------ SOURCE RECORDS

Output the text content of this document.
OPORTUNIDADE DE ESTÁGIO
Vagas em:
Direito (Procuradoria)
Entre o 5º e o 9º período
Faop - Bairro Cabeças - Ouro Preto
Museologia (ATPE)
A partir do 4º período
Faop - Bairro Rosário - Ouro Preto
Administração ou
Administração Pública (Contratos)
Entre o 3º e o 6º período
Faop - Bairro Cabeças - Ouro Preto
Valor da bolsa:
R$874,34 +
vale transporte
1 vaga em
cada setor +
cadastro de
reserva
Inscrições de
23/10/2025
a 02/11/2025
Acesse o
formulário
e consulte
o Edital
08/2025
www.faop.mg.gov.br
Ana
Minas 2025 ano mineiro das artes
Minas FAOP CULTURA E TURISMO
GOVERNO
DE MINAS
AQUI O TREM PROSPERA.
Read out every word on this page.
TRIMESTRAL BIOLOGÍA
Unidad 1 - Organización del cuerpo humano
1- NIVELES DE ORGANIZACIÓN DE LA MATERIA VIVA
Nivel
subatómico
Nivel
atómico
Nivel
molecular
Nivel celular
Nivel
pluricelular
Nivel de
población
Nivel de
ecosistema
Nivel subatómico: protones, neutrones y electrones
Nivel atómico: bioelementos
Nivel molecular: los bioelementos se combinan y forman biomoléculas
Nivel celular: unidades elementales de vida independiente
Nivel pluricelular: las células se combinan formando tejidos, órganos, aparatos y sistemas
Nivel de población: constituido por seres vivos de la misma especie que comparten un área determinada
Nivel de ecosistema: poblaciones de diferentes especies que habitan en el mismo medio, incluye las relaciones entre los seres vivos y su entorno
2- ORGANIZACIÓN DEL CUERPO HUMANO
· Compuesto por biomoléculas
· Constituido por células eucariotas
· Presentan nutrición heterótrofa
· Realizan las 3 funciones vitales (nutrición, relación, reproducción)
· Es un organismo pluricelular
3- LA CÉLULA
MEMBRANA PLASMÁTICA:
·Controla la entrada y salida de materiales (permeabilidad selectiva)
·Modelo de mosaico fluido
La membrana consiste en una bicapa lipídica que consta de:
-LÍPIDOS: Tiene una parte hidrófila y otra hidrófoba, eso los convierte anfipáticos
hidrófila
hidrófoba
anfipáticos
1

------------

● TASK OBJECTIVE
Among the entries above, how many lines include the word "this"? Reply with the number only.

● REPLY TO THE EXERCISE
2